* **GIVEN PROBLEM**
Go through the entries below and copy each line containing the word "具有速生".

--- INFORMATION GIVEN ---

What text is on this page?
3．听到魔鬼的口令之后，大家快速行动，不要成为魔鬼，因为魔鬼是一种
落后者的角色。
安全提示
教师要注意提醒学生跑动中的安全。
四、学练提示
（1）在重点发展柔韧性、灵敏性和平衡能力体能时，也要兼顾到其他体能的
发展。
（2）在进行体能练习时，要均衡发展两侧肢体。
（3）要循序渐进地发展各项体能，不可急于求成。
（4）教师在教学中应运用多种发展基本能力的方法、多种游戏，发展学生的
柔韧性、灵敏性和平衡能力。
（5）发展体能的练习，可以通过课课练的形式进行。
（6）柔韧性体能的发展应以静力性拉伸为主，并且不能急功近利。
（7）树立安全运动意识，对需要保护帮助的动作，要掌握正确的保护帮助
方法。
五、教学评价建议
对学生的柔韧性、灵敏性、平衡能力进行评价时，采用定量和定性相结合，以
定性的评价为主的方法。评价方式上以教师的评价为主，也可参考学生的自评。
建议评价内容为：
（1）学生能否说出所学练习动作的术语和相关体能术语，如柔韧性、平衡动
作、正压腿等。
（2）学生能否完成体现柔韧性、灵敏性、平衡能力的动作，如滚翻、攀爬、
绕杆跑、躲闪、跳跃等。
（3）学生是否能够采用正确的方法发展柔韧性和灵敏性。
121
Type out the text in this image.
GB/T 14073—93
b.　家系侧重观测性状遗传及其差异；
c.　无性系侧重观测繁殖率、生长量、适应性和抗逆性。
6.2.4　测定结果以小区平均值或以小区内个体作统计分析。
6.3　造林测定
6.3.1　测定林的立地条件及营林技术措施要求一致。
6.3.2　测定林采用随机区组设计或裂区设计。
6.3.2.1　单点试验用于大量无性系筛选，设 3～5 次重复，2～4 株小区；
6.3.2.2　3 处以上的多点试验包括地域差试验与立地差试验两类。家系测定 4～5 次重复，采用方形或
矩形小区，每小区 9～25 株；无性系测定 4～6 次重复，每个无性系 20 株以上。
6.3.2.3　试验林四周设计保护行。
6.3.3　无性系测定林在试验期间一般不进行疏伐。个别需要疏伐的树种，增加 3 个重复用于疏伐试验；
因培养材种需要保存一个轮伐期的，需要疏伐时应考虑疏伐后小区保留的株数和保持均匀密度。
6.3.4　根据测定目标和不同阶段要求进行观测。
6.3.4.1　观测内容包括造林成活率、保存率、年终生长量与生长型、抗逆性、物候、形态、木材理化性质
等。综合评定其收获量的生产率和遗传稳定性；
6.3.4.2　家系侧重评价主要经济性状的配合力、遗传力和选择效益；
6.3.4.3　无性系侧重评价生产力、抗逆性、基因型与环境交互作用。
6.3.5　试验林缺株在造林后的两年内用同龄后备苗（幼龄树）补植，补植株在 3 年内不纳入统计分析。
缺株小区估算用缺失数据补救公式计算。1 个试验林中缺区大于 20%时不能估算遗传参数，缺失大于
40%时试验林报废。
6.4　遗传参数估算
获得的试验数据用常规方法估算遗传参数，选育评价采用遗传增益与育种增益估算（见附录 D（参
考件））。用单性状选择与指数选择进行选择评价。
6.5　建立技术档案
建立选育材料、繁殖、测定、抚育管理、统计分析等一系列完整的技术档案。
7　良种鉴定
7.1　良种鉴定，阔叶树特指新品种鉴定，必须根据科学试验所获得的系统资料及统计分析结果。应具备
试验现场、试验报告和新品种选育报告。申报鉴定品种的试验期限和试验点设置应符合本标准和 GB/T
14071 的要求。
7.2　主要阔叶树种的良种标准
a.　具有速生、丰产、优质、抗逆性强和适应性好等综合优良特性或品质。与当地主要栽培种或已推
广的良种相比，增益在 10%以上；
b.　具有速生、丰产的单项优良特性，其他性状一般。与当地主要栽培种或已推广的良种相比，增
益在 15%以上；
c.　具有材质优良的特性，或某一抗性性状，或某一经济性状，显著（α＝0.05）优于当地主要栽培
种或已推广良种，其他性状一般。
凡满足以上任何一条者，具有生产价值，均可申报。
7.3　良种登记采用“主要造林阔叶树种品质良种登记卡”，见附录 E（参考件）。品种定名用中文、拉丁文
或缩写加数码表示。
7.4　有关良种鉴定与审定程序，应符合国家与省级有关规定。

---

* **REPLY TO THE EXERCISE**
a.　具有速生、丰产、优质、抗逆性强和适应性好等综合优良特性或品质。与当地主要栽培种或已推
b.　具有速生、丰产的单项优良特性，其他性状一般。与当地主要栽培种或已推广的良种相比，增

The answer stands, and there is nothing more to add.